WHAT THE EXERCISE ASKS | Please list all lines of the material below in which the string "Стрѣльцы" occurs.

PROVIDED ENTRIES |
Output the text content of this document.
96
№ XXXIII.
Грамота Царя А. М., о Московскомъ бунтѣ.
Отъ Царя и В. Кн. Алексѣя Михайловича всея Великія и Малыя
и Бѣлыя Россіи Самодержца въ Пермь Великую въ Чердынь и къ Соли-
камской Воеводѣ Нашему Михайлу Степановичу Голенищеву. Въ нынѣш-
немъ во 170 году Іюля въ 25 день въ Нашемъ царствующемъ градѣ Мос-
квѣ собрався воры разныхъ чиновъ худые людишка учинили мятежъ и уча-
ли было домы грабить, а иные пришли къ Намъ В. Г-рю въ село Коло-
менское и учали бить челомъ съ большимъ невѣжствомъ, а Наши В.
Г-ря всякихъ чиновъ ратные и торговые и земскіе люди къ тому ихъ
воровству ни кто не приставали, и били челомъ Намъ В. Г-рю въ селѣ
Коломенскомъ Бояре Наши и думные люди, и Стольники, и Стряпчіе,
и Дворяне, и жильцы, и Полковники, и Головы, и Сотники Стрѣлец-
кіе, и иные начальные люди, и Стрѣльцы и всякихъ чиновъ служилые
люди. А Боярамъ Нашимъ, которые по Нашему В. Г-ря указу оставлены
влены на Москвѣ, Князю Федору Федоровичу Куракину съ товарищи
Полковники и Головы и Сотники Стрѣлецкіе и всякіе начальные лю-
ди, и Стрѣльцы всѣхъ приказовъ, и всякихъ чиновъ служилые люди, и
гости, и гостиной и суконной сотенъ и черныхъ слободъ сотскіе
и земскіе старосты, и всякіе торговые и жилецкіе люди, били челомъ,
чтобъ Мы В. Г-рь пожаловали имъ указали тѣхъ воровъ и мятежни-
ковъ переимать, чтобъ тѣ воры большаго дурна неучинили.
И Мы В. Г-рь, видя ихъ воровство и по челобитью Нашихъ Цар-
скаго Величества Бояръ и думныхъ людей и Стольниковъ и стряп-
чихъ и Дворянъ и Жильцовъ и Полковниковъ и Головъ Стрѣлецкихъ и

THE COMPLETED TASK |
кіе, и иные начальные люди, и Стрѣльцы и всякихъ чиновъ служилые
ди, и Стрѣльцы всѣхъ приказовъ, и всякихъ чиновъ служилые люди, и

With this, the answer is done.